_Stated exercise_:
Quote every line of the entries below word for word, omitting the pictures.

--- Records for the exercise ---

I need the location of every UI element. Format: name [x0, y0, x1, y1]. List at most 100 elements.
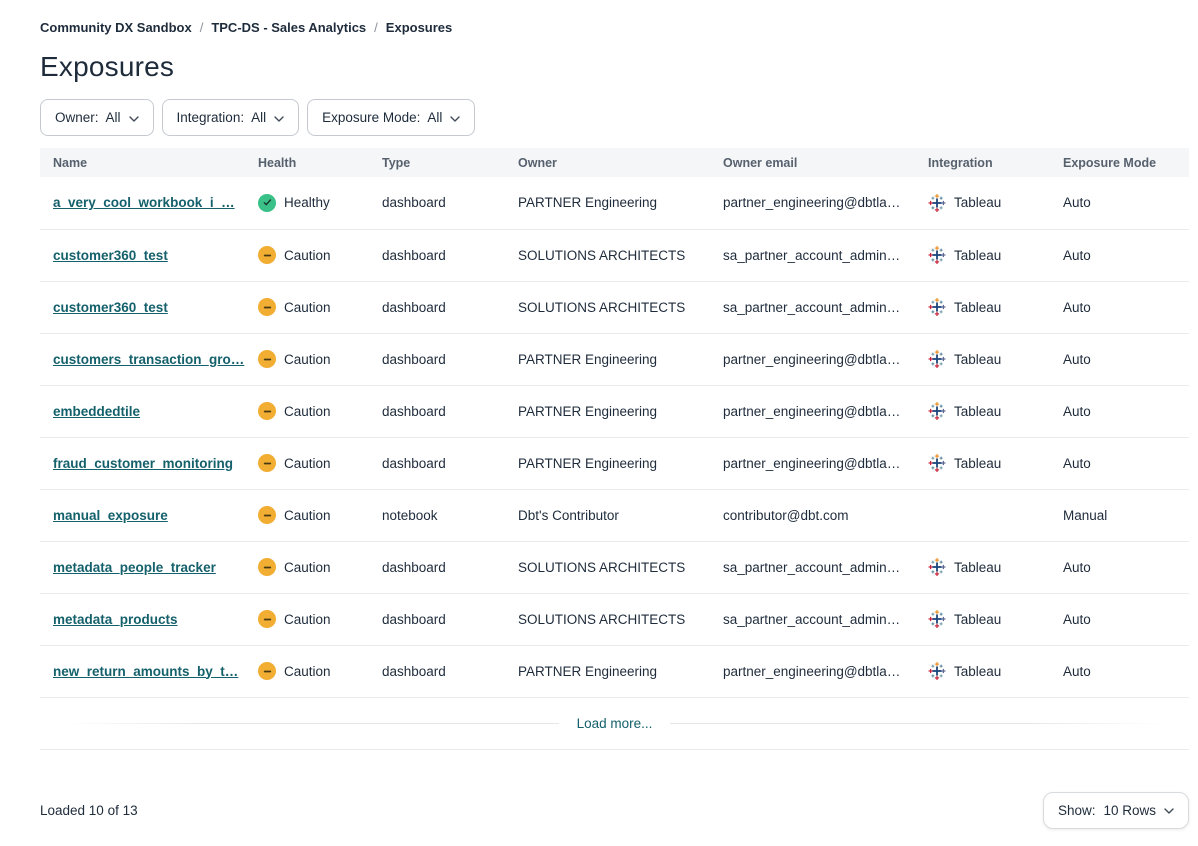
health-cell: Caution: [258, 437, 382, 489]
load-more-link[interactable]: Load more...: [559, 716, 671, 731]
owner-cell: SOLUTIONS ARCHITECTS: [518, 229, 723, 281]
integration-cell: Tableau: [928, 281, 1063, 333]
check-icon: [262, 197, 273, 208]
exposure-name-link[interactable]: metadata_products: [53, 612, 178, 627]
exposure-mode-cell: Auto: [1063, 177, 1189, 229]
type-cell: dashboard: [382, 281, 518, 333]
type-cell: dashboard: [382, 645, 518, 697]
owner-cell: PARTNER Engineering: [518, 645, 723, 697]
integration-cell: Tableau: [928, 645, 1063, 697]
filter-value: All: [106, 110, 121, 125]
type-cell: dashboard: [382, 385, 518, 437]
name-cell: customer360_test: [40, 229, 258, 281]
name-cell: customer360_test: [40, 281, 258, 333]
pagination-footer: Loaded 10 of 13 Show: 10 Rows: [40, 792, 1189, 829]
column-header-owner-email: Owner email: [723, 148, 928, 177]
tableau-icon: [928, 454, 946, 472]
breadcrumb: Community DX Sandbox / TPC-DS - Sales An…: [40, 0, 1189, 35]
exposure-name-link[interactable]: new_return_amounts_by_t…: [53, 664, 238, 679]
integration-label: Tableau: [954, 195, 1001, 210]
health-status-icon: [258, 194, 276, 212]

---

_Response for this exercise_:
I need the location of every UI element. Format: name [x0, y0, x1, y1]. List at most 100 elements.
health-cell: Caution: [258, 437, 382, 489]
load-more-link[interactable]: Load more...: [559, 716, 671, 731]
owner-cell: SOLUTIONS ARCHITECTS: [518, 229, 723, 281]
integration-cell: Tableau: [928, 281, 1063, 333]
check-icon: [262, 197, 273, 208]
exposure-name-link[interactable]: metadata_products: [53, 612, 178, 627]
exposure-mode-cell: Auto: [1063, 177, 1189, 229]
type-cell: dashboard: [382, 281, 518, 333]
type-cell: dashboard: [382, 645, 518, 697]
owner-cell: PARTNER Engineering: [518, 645, 723, 697]
integration-cell: Tableau: [928, 645, 1063, 697]
filter-value: All: [106, 110, 121, 125]
type-cell: dashboard: [382, 385, 518, 437]
name-cell: customer360_test: [40, 229, 258, 281]
name-cell: customer360_test: [40, 281, 258, 333]
pagination-footer: Loaded 10 of 13 Show: 10 Rows: [40, 792, 1189, 829]
column-header-owner-email: Owner email: [723, 148, 928, 177]
tableau-icon: [928, 454, 946, 472]
breadcrumb: Community DX Sandbox / TPC-DS - Sales An…: [40, 0, 1189, 35]
exposure-name-link[interactable]: new_return_amounts_by_t…: [53, 664, 238, 679]
integration-label: Tableau: [954, 195, 1001, 210]
health-status-icon: [258, 194, 276, 212]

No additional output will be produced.